──────── AVAILABLE RECORDS ────────

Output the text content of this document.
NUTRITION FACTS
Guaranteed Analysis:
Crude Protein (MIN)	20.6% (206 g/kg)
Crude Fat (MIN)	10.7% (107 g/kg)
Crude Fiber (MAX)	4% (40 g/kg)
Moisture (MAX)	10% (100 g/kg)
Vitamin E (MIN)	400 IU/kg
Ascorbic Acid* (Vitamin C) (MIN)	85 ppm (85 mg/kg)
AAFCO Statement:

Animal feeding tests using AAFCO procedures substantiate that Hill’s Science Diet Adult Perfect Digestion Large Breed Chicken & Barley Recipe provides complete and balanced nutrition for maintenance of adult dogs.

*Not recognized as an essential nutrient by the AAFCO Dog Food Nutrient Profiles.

────────

*WORK TO BE COMPLETED*: Check each line of the entries for the string "AAFCO". Copy the lines that have it.

*PROBLEM SOLUTION*:
AAFCO Statement:
Animal feeding tests using AAFCO procedures substantiate that Hill’s Science Diet Adult Perfect Digestion Large Breed Chicken & Barley Recipe provides complete and balanced nutrition for maintenance of adult dogs.
*Not recognized as an essential nutrient by the AAFCO Dog Food Nutrient Profiles.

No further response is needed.